Set problem
Could you print every record below exactly as it appears?

(begin)

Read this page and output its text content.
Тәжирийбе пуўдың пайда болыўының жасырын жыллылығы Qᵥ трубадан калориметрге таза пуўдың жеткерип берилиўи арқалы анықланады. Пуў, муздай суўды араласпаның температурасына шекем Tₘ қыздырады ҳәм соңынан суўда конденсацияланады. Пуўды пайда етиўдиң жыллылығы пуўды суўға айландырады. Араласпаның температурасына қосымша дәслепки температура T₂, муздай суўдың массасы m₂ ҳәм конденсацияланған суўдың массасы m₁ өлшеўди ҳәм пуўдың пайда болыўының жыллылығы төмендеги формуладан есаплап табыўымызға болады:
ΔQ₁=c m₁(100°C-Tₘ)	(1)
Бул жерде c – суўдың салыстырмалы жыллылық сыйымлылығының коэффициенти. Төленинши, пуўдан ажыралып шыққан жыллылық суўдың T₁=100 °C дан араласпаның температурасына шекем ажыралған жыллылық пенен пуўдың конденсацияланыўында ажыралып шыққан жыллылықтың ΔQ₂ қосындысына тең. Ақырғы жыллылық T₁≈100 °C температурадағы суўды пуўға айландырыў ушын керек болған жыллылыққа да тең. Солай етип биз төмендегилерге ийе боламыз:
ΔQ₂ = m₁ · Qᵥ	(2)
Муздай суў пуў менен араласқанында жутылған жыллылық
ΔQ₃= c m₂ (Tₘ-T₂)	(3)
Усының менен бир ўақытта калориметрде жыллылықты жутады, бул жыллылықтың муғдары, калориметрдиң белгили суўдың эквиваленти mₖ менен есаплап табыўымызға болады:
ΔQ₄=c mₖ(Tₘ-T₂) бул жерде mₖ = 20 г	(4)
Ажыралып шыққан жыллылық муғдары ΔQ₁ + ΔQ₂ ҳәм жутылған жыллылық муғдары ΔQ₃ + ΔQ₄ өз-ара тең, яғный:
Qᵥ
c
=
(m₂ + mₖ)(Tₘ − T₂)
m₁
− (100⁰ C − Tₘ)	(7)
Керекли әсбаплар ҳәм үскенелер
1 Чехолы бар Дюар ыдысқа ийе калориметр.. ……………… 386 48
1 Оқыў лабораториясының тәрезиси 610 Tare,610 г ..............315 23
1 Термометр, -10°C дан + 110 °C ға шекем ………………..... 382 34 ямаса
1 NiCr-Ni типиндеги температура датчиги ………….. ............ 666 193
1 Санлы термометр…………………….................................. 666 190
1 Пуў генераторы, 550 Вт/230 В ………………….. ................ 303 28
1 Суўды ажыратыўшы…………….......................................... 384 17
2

(end)

Reply
Read this page and output its text content.
Тәжирийбе пуўдың пайда болыўының жасырын жыллылығы Qᵥ трубадан калориметрге таза пуўдың жеткерип берилиўи арқалы анықланады. Пуў, муздай суўды араласпаның температурасына шекем Tₘ қыздырады ҳәм соңынан суўда конденсацияланады. Пуўды пайда етиўдиң жыллылығы пуўды суўға айландырады. Араласпаның температурасына қосымша дәслепки температура T₂, муздай суўдың массасы m₂ ҳәм конденсацияланған суўдың массасы m₁ өлшеўди ҳәм пуўдың пайда болыўының жыллылығы төмендеги формуладан есаплап табыўымызға болады:
ΔQ₁=c m₁(100°C-Tₘ)	(1)
Бул жерде c – суўдың салыстырмалы жыллылық сыйымлылығының коэффициенти. Төленинши, пуўдан ажыралып шыққан жыллылық суўдың T₁=100 °C дан араласпаның температурасына шекем ажыралған жыллылық пенен пуўдың конденсацияланыўында ажыралып шыққан жыллылықтың ΔQ₂ қосындысына тең. Ақырғы жыллылық T₁≈100 °C температурадағы суўды пуўға айландырыў ушын керек болған жыллылыққа да тең. Солай етип биз төмендегилерге ийе боламыз:
ΔQ₂ = m₁ · Qᵥ	(2)
Муздай суў пуў менен араласқанында жутылған жыллылық
ΔQ₃= c m₂ (Tₘ-T₂)	(3)
Усының менен бир ўақытта калориметрде жыллылықты жутады, бул жыллылықтың муғдары, калориметрдиң белгили суўдың эквиваленти mₖ менен есаплап табыўымызға болады:
ΔQ₄=c mₖ(Tₘ-T₂) бул жерде mₖ = 20 г	(4)
Ажыралып шыққан жыллылық муғдары ΔQ₁ + ΔQ₂ ҳәм жутылған жыллылық муғдары ΔQ₃ + ΔQ₄ өз-ара тең, яғный:
Qᵥ
c
=
(m₂ + mₖ)(Tₘ − T₂)
m₁
− (100⁰ C − Tₘ)	(7)
Керекли әсбаплар ҳәм үскенелер
1 Чехолы бар Дюар ыдысқа ийе калориметр.. ……………… 386 48
1 Оқыў лабораториясының тәрезиси 610 Tare,610 г ..............315 23
1 Термометр, -10°C дан + 110 °C ға шекем ………………..... 382 34 ямаса
1 NiCr-Ni типиндеги температура датчиги ………….. ............ 666 193
1 Санлы термометр…………………….................................. 666 190
1 Пуў генераторы, 550 Вт/230 В ………………….. ................ 303 28
1 Суўды ажыратыўшы…………….......................................... 384 17
2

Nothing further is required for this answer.